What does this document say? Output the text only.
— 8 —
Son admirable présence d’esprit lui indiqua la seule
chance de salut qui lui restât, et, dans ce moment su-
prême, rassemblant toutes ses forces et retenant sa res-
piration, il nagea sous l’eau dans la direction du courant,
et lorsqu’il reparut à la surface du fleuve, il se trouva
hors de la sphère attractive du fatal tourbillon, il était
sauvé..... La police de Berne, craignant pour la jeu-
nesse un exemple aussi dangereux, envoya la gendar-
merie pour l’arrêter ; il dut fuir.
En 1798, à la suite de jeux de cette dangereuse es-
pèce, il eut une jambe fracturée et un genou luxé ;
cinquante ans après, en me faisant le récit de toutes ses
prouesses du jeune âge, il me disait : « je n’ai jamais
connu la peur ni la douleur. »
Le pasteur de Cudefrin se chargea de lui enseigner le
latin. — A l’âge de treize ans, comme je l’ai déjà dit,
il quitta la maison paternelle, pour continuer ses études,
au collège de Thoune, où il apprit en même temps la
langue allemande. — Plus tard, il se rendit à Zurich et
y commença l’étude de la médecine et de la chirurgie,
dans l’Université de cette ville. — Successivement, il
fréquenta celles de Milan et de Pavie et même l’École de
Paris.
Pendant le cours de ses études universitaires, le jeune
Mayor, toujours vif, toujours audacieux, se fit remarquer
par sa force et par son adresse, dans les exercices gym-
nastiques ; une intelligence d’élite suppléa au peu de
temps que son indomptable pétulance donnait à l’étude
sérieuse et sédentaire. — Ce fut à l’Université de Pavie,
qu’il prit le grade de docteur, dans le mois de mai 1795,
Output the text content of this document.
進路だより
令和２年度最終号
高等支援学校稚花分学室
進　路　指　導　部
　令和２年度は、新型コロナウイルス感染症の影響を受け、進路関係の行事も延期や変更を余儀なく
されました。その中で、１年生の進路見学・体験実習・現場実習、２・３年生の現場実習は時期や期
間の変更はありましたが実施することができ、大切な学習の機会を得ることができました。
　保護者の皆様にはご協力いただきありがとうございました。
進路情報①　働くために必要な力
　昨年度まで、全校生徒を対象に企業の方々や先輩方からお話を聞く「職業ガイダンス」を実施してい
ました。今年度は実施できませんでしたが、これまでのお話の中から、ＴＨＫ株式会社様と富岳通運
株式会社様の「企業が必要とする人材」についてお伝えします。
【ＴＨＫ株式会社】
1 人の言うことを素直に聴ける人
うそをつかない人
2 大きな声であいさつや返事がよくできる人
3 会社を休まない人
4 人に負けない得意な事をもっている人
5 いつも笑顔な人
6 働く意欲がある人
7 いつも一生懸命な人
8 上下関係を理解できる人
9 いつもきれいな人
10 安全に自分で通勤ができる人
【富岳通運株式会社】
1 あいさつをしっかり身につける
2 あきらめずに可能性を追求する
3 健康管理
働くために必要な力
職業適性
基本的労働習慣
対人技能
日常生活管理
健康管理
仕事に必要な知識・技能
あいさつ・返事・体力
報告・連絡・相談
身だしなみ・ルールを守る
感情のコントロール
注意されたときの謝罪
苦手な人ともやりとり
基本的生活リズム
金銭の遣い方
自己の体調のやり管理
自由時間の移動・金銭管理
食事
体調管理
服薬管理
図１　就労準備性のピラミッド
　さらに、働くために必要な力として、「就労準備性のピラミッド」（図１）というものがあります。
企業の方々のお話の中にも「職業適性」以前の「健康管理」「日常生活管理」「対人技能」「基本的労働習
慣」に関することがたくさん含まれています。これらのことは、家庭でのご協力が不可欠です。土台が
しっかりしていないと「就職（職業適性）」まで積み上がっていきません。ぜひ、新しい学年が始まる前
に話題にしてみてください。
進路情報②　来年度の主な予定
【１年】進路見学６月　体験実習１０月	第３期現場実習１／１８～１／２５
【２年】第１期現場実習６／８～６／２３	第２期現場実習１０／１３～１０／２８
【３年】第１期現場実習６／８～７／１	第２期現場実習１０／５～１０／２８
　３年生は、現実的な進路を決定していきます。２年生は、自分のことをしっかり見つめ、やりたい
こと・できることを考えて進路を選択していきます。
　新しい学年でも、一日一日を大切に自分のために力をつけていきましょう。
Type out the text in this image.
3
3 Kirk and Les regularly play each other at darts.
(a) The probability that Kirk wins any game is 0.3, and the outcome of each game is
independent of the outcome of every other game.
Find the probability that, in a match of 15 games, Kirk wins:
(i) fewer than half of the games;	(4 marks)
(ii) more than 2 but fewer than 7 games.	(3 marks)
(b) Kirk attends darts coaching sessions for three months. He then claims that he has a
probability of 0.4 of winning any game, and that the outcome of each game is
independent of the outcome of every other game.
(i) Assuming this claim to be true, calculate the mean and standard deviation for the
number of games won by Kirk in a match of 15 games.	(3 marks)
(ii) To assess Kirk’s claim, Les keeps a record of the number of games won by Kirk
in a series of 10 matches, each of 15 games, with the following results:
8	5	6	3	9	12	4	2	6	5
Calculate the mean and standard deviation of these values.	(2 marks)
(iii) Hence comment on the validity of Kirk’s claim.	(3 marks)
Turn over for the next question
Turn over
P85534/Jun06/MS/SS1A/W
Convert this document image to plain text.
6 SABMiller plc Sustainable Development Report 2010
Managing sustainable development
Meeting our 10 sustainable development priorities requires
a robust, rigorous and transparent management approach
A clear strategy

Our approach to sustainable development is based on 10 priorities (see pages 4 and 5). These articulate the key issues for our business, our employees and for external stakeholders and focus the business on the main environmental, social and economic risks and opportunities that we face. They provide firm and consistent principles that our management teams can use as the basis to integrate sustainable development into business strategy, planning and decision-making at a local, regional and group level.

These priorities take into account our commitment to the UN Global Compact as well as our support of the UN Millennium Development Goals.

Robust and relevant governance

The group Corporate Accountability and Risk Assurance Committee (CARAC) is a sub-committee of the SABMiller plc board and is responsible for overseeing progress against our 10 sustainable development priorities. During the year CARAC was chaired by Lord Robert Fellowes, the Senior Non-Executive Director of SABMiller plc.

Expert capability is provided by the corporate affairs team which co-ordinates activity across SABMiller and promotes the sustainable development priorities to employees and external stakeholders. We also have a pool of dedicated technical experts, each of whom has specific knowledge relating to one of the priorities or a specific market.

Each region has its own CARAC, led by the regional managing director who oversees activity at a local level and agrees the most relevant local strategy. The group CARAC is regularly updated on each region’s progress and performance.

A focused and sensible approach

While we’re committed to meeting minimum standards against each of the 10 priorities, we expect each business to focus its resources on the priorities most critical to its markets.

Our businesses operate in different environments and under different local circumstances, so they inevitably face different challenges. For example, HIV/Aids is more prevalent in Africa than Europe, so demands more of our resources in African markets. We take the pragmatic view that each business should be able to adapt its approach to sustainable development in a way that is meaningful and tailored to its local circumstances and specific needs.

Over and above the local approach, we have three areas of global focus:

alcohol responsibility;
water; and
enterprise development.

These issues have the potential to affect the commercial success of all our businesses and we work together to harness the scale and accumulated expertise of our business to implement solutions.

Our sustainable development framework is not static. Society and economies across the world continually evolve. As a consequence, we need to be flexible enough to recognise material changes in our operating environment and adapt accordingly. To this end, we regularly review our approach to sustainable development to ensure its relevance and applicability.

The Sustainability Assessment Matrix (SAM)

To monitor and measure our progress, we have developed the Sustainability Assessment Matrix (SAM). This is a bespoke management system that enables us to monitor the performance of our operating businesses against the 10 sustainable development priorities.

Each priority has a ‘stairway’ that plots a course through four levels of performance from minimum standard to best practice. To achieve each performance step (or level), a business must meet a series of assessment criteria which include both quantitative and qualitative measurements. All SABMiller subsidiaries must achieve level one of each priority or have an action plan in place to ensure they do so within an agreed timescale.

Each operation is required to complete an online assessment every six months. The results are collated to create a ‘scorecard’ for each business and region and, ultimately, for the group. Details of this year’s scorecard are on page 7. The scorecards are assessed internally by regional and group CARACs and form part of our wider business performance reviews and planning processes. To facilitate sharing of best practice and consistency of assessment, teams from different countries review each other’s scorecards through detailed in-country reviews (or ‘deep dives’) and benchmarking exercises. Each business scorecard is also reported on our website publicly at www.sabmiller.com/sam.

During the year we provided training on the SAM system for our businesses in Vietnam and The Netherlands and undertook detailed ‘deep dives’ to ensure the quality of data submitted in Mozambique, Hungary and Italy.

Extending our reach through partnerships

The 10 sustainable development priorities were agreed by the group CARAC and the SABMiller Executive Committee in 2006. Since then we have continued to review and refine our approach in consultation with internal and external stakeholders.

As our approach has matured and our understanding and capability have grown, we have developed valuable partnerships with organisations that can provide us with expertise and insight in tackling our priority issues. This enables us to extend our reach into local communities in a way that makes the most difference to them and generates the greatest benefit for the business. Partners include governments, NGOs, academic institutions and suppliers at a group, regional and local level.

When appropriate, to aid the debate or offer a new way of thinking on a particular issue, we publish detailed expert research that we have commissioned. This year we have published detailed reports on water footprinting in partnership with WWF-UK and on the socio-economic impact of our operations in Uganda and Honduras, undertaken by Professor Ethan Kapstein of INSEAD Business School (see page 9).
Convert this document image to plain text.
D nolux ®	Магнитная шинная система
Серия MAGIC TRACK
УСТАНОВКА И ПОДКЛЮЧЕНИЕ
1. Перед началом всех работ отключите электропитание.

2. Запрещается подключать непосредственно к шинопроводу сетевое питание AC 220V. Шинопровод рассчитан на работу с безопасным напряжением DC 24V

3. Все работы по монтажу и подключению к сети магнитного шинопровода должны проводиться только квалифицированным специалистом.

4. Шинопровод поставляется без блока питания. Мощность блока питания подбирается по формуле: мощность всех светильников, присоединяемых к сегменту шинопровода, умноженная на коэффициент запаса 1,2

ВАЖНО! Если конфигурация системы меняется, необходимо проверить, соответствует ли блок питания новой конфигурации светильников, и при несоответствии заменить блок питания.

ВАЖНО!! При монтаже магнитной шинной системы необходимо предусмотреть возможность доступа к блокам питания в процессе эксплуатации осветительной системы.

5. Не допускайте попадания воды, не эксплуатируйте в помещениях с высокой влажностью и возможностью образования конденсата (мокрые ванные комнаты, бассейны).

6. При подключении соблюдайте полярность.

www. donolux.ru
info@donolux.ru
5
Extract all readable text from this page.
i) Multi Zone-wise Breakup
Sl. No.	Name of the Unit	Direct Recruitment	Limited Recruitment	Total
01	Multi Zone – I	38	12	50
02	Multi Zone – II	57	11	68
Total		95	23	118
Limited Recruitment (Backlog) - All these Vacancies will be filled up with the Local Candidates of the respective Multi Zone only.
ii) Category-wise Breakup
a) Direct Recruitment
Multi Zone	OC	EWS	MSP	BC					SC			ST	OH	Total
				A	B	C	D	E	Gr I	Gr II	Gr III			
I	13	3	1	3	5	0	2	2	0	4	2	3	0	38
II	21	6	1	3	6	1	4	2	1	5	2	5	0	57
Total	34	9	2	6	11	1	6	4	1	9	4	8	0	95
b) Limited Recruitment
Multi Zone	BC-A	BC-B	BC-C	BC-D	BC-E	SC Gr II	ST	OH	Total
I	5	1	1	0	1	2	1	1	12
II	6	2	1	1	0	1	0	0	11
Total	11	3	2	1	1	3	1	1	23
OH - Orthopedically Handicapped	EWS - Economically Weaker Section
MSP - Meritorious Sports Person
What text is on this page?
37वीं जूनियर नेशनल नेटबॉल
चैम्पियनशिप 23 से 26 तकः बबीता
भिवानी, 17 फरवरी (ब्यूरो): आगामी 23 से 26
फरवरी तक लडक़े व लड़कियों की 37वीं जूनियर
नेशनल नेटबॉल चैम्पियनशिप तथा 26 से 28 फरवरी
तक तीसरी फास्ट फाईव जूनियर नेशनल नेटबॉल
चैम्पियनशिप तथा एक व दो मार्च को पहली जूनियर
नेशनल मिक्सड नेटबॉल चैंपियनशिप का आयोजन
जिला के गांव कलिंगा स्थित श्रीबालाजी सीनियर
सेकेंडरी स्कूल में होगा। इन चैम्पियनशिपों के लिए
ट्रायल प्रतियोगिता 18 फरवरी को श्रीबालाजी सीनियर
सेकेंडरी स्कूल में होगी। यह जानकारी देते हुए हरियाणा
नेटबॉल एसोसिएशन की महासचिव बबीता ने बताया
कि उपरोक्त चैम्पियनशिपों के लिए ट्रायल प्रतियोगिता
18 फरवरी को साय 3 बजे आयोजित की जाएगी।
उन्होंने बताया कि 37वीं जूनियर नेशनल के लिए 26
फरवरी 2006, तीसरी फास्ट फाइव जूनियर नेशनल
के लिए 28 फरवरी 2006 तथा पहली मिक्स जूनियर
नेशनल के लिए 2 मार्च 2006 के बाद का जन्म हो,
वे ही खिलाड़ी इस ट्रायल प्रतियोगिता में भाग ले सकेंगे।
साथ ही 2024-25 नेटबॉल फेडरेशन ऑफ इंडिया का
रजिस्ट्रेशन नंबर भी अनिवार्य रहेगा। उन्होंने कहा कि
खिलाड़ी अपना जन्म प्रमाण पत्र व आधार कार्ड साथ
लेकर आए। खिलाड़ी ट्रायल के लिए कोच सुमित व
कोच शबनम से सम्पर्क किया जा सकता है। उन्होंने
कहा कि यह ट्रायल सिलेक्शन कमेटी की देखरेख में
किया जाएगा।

▶ _What you will do_:
Extract each line holding the word "provided" from the records.

▶ _The output_:
Expert capability is provided by the corporate affairs team which co-ordinates activity across SABMiller and promotes the sustainable development priorities to employees and external stakeholders. We also have a pool of dedicated technical experts, each of whom has specific knowledge relating to one of the priorities or a specific market.
During the year we provided training on the SAM system for our businesses in Vietnam and The Netherlands and undertook detailed ‘deep dives’ to ensure the quality of data submitted in Mozambique, Hungary and Italy.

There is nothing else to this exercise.